Problem statement
For the word "significantly", search the records and show each line in which it occurs.

Data for this exercise
=-=-=
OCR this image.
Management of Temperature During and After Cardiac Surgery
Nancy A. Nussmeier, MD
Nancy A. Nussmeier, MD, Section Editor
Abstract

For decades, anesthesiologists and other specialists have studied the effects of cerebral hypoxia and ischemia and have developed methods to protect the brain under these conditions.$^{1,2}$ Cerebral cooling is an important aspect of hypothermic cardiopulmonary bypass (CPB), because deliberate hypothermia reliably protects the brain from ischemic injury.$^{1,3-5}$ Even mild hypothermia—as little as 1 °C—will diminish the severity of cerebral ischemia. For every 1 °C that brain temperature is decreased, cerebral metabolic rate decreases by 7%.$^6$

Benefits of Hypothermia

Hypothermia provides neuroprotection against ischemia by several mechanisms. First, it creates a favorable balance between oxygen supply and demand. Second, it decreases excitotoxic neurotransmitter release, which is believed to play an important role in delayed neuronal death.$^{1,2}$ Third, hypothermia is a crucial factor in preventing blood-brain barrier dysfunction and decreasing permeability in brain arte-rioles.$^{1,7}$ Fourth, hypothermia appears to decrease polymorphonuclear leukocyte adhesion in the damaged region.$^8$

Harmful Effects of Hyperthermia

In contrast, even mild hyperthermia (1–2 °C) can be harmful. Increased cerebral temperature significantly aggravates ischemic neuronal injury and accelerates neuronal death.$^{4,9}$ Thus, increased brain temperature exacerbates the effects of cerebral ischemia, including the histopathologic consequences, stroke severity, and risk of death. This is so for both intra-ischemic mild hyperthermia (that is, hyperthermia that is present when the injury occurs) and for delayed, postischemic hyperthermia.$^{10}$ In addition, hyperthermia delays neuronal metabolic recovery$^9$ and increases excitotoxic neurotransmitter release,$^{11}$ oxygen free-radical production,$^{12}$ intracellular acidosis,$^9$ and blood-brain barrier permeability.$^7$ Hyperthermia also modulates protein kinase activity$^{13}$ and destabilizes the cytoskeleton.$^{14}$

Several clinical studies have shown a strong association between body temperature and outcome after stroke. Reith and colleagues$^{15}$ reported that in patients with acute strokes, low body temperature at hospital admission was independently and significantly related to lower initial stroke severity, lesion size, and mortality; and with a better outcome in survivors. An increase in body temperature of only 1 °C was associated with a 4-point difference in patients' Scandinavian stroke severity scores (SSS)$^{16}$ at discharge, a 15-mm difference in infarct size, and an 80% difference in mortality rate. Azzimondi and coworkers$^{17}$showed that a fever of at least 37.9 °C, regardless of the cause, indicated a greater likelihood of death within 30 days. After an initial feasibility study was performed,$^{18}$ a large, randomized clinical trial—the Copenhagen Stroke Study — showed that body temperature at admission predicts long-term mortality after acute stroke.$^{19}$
=-=-=
Problem solution
In contrast, even mild hyperthermia (1–2 °C) can be harmful. Increased cerebral temperature significantly aggravates ischemic neuronal injury and accelerates neuronal death.$^{4,9}$ Thus, increased brain temperature exacerbates the effects of cerebral ischemia, including the histopathologic consequences, stroke severity, and risk of death. This is so for both intra-ischemic mild hyperthermia (that is, hyperthermia that is present when the injury occurs) and for delayed, postischemic hyperthermia.$^{10}$ In addition, hyperthermia delays neuronal metabolic recovery$^9$ and increases excitotoxic neurotransmitter release,$^{11}$ oxygen free-radical production,$^{12}$ intracellular acidosis,$^9$ and blood-brain barrier permeability.$^7$ Hyperthermia also modulates protein kinase activity$^{13}$ and destabilizes the cytoskeleton.$^{14}$
Several clinical studies have shown a strong association between body temperature and outcome after stroke. Reith and colleagues$^{15}$ reported that in patients with acute strokes, low body temperature at hospital admission was independently and significantly related to lower initial stroke severity, lesion size, and mortality; and with a better outcome in survivors. An increase in body temperature of only 1 °C was associated with a 4-point difference in patients' Scandinavian stroke severity scores (SSS)$^{16}$ at discharge, a 15-mm difference in infarct size, and an 80% difference in mortality rate. Azzimondi and coworkers$^{17}$showed that a fever of at least 37.9 °C, regardless of the cause, indicated a greater likelihood of death within 30 days. After an initial feasibility study was performed,$^{18}$ a large, randomized clinical trial—the Copenhagen Stroke Study — showed that body temperature at admission predicts long-term mortality after acute stroke.$^{19}$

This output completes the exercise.